▶ Your objective:
Extract every line of the material below and reproduce each one verbatim, in its original order, with no changes.
=== Extracted entries ===
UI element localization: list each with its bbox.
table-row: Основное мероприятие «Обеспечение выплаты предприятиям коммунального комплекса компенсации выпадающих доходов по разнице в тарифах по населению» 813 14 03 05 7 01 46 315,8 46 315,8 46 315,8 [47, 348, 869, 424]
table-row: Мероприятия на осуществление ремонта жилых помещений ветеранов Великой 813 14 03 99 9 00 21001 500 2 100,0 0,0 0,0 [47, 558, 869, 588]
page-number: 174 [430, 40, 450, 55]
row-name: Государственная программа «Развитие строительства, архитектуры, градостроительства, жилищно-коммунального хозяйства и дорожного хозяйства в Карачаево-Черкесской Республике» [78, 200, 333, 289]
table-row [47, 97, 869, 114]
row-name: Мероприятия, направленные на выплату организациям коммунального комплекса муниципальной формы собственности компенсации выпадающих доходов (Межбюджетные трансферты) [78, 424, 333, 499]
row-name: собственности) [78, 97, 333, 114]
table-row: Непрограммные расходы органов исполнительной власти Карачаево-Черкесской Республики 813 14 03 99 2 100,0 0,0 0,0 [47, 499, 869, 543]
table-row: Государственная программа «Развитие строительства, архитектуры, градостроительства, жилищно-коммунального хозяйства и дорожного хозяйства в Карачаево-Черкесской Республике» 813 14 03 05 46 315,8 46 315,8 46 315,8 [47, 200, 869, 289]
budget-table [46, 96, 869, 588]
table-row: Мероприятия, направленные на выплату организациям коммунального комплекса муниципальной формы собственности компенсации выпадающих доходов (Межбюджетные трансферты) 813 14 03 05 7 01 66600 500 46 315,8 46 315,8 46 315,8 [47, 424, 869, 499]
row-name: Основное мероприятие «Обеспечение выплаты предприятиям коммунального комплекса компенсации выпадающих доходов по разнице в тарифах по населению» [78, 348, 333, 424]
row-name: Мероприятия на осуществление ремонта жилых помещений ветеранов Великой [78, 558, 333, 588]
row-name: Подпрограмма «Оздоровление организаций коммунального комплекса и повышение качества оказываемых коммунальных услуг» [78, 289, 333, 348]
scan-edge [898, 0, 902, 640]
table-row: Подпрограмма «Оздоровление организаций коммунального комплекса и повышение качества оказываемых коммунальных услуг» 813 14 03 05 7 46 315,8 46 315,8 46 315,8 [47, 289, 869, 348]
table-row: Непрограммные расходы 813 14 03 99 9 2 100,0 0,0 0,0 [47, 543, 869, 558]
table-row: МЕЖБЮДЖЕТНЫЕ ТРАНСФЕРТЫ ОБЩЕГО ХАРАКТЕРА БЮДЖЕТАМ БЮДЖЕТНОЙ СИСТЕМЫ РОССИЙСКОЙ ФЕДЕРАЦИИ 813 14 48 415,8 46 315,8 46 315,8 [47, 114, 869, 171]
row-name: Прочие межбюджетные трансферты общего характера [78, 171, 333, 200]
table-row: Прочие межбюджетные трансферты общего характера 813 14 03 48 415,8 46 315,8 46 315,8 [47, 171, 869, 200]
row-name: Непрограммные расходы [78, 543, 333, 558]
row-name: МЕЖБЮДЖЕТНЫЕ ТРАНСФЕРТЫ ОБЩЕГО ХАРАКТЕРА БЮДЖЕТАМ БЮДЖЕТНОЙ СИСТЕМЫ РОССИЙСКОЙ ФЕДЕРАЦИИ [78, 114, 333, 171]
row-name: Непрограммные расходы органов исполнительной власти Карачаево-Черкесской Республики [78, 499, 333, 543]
===
▶ Response:
UI element localization: list each with its bbox.
table-row: Основное мероприятие «Обеспечение выплаты предприятиям коммунального комплекса компенсации выпадающих доходов по разнице в тарифах по населению» 813 14 03 05 7 01 46 315,8 46 315,8 46 315,8 [47, 348, 869, 424]
table-row: Мероприятия на осуществление ремонта жилых помещений ветеранов Великой 813 14 03 99 9 00 21001 500 2 100,0 0,0 0,0 [47, 558, 869, 588]
page-number: 174 [430, 40, 450, 55]
row-name: Государственная программа «Развитие строительства, архитектуры, градостроительства, жилищно-коммунального хозяйства и дорожного хозяйства в Карачаево-Черкесской Республике» [78, 200, 333, 289]
table-row [47, 97, 869, 114]
row-name: Мероприятия, направленные на выплату организациям коммунального комплекса муниципальной формы собственности компенсации выпадающих доходов (Межбюджетные трансферты) [78, 424, 333, 499]
row-name: собственности) [78, 97, 333, 114]
table-row: Непрограммные расходы органов исполнительной власти Карачаево-Черкесской Республики 813 14 03 99 2 100,0 0,0 0,0 [47, 499, 869, 543]
table-row: Государственная программа «Развитие строительства, архитектуры, градостроительства, жилищно-коммунального хозяйства и дорожного хозяйства в Карачаево-Черкесской Республике» 813 14 03 05 46 315,8 46 315,8 46 315,8 [47, 200, 869, 289]
budget-table [46, 96, 869, 588]
table-row: Мероприятия, направленные на выплату организациям коммунального комплекса муниципальной формы собственности компенсации выпадающих доходов (Межбюджетные трансферты) 813 14 03 05 7 01 66600 500 46 315,8 46 315,8 46 315,8 [47, 424, 869, 499]
row-name: Основное мероприятие «Обеспечение выплаты предприятиям коммунального комплекса компенсации выпадающих доходов по разнице в тарифах по населению» [78, 348, 333, 424]
row-name: Мероприятия на осуществление ремонта жилых помещений ветеранов Великой [78, 558, 333, 588]
row-name: Подпрограмма «Оздоровление организаций коммунального комплекса и повышение качества оказываемых коммунальных услуг» [78, 289, 333, 348]
scan-edge [898, 0, 902, 640]
table-row: Подпрограмма «Оздоровление организаций коммунального комплекса и повышение качества оказываемых коммунальных услуг» 813 14 03 05 7 46 315,8 46 315,8 46 315,8 [47, 289, 869, 348]
table-row: Непрограммные расходы 813 14 03 99 9 2 100,0 0,0 0,0 [47, 543, 869, 558]
table-row: МЕЖБЮДЖЕТНЫЕ ТРАНСФЕРТЫ ОБЩЕГО ХАРАКТЕРА БЮДЖЕТАМ БЮДЖЕТНОЙ СИСТЕМЫ РОССИЙСКОЙ ФЕДЕРАЦИИ 813 14 48 415,8 46 315,8 46 315,8 [47, 114, 869, 171]
row-name: Прочие межбюджетные трансферты общего характера [78, 171, 333, 200]
table-row: Прочие межбюджетные трансферты общего характера 813 14 03 48 415,8 46 315,8 46 315,8 [47, 171, 869, 200]
row-name: Непрограммные расходы [78, 543, 333, 558]
row-name: МЕЖБЮДЖЕТНЫЕ ТРАНСФЕРТЫ ОБЩЕГО ХАРАКТЕРА БЮДЖЕТАМ БЮДЖЕТНОЙ СИСТЕМЫ РОССИЙСКОЙ ФЕДЕРАЦИИ [78, 114, 333, 171]
row-name: Непрограммные расходы органов исполнительной власти Карачаево-Черкесской Республики [78, 499, 333, 543]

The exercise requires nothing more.